EXTRACTED MATERIAL →

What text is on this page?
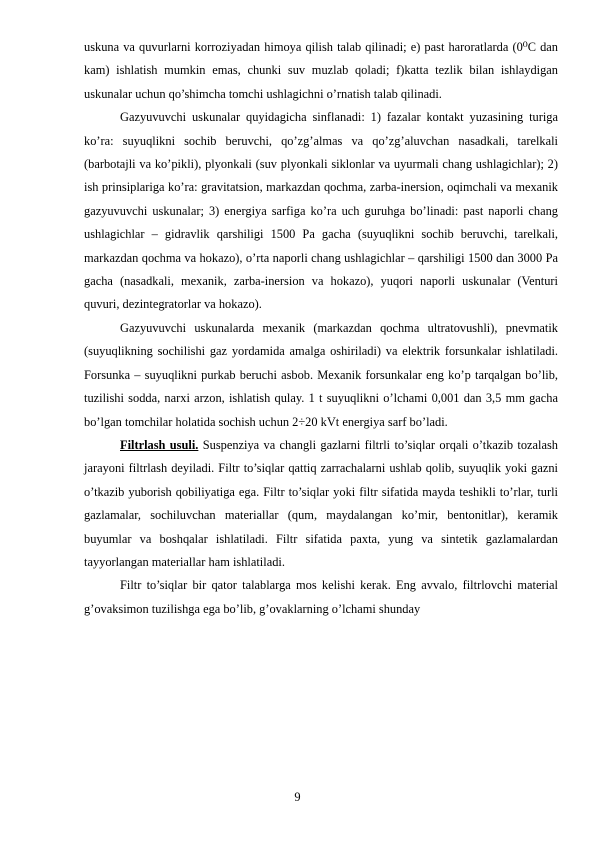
uskuna va quvurlarni korroziyadan himoya qilish talab qilinadi; e) past haroratlarda (0⁰C dan kam) ishlatish mumkin emas, chunki suv muzlab qoladi; f)katta tezlik bilan ishlaydigan uskunalar uchun qo’shimcha tomchi ushlagichni o’rnatish talab qilinadi.

Gazyuvuvchi uskunalar quyidagicha sinflanadi: 1) fazalar kontakt yuzasining turiga ko’ra: suyuqlikni sochib beruvchi, qo’zg’almas va qo’zg’aluvchan nasadkali, tarelkali (barbotajli va ko’pikli), plyonkali (suv plyonkali siklonlar va uyurmali chang ushlagichlar); 2) ish prinsiplariga ko’ra: gravitatsion, markazdan qochma, zarba-inersion, oqimchali va mexanik gazyuvuvchi uskunalar; 3) energiya sarfiga ko’ra uch guruhga bo’linadi: past naporli chang ushlagichlar – gidravlik qarshiligi 1500 Pa gacha (suyuqlikni sochib beruvchi, tarelkali, markazdan qochma va hokazo), o’rta naporli chang ushlagichlar – qarshiligi 1500 dan 3000 Pa gacha (nasadkali, mexanik, zarba-inersion va hokazo), yuqori naporli uskunalar (Venturi quvuri, dezintegratorlar va hokazo).

Gazyuvuvchi uskunalarda mexanik (markazdan qochma ultratovushli), pnevmatik (suyuqlikning sochilishi gaz yordamida amalga oshiriladi) va elektrik forsunkalar ishlatiladi. Forsunka – suyuqlikni purkab beruchi asbob. Mexanik forsunkalar eng ko’p tarqalgan bo’lib, tuzilishi sodda, narxi arzon, ishlatish qulay. 1 t suyuqlikni o’lchami 0,001 dan 3,5 mm gacha bo’lgan tomchilar holatida sochish uchun 2÷20 kVt energiya sarf bo’ladi.

Filtrlash usuli. Suspenziya va changli gazlarni filtrli to’siqlar orqali o’tkazib tozalash jarayoni filtrlash deyiladi. Filtr to’siqlar qattiq zarrachalarni ushlab qolib, suyuqlik yoki gazni o’tkazib yuborish qobiliyatiga ega. Filtr to’siqlar yoki filtr sifatida mayda teshikli to’rlar, turli gazlamalar, sochiluvchan materiallar (qum, maydalangan ko’mir, bentonitlar), keramik buyumlar va boshqalar ishlatiladi. Filtr sifatida paxta, yung va sintetik gazlamalardan tayyorlangan materiallar ham ishlatiladi.

Filtr to’siqlar bir qator talablarga mos kelishi kerak. Eng avvalo, filtrlovchi material g’ovaksimon tuzilishga ega bo’lib, g’ovaklarning o’lchami shunday

9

WHAT IS ASKED →
Reproduce the full listing above verbatim, with no pictures included.

ANSWER TO THE EXERCISE →
What text is on this page?
uskuna va quvurlarni korroziyadan himoya qilish talab qilinadi; e) past haroratlarda (0⁰C dan kam) ishlatish mumkin emas, chunki suv muzlab qoladi; f)katta tezlik bilan ishlaydigan uskunalar uchun qo’shimcha tomchi ushlagichni o’rnatish talab qilinadi.

Gazyuvuvchi uskunalar quyidagicha sinflanadi: 1) fazalar kontakt yuzasining turiga ko’ra: suyuqlikni sochib beruvchi, qo’zg’almas va qo’zg’aluvchan nasadkali, tarelkali (barbotajli va ko’pikli), plyonkali (suv plyonkali siklonlar va uyurmali chang ushlagichlar); 2) ish prinsiplariga ko’ra: gravitatsion, markazdan qochma, zarba-inersion, oqimchali va mexanik gazyuvuvchi uskunalar; 3) energiya sarfiga ko’ra uch guruhga bo’linadi: past naporli chang ushlagichlar – gidravlik qarshiligi 1500 Pa gacha (suyuqlikni sochib beruvchi, tarelkali, markazdan qochma va hokazo), o’rta naporli chang ushlagichlar – qarshiligi 1500 dan 3000 Pa gacha (nasadkali, mexanik, zarba-inersion va hokazo), yuqori naporli uskunalar (Venturi quvuri, dezintegratorlar va hokazo).

Gazyuvuvchi uskunalarda mexanik (markazdan qochma ultratovushli), pnevmatik (suyuqlikning sochilishi gaz yordamida amalga oshiriladi) va elektrik forsunkalar ishlatiladi. Forsunka – suyuqlikni purkab beruchi asbob. Mexanik forsunkalar eng ko’p tarqalgan bo’lib, tuzilishi sodda, narxi arzon, ishlatish qulay. 1 t suyuqlikni o’lchami 0,001 dan 3,5 mm gacha bo’lgan tomchilar holatida sochish uchun 2÷20 kVt energiya sarf bo’ladi.

Filtrlash usuli. Suspenziya va changli gazlarni filtrli to’siqlar orqali o’tkazib tozalash jarayoni filtrlash deyiladi. Filtr to’siqlar qattiq zarrachalarni ushlab qolib, suyuqlik yoki gazni o’tkazib yuborish qobiliyatiga ega. Filtr to’siqlar yoki filtr sifatida mayda teshikli to’rlar, turli gazlamalar, sochiluvchan materiallar (qum, maydalangan ko’mir, bentonitlar), keramik buyumlar va boshqalar ishlatiladi. Filtr sifatida paxta, yung va sintetik gazlamalardan tayyorlangan materiallar ham ishlatiladi.

Filtr to’siqlar bir qator talablarga mos kelishi kerak. Eng avvalo, filtrlovchi material g’ovaksimon tuzilishga ega bo’lib, g’ovaklarning o’lchami shunday

9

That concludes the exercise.